* **What you should do**
Within the material below, find each line bearing the word "upwelling" and present it.

Dataset entries:
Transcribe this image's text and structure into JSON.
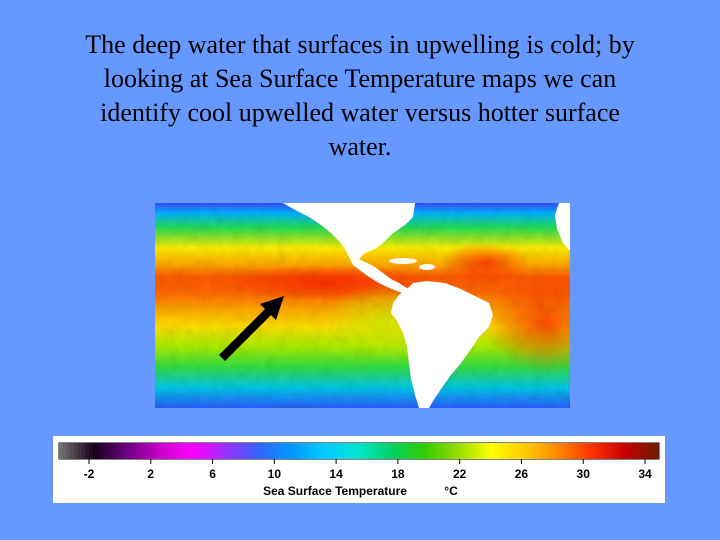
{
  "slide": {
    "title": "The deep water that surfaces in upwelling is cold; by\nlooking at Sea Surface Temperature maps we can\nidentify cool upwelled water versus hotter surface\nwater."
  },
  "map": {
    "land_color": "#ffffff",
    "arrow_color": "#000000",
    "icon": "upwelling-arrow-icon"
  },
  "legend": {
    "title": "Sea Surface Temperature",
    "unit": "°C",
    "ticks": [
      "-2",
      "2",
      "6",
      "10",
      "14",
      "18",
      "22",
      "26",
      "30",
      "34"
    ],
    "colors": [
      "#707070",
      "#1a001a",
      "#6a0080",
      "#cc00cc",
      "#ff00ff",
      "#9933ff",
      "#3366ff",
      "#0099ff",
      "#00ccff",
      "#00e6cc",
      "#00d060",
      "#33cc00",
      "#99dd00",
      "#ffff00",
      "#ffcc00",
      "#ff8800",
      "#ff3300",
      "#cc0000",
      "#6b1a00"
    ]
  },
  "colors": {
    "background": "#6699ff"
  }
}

* **Completed task**
    "title": "The deep water that surfaces in upwelling is cold; by\nlooking at Sea Surface Temperature maps we can\nidentify cool upwelled water versus hotter surface\nwater."
    "icon": "upwelling-arrow-icon"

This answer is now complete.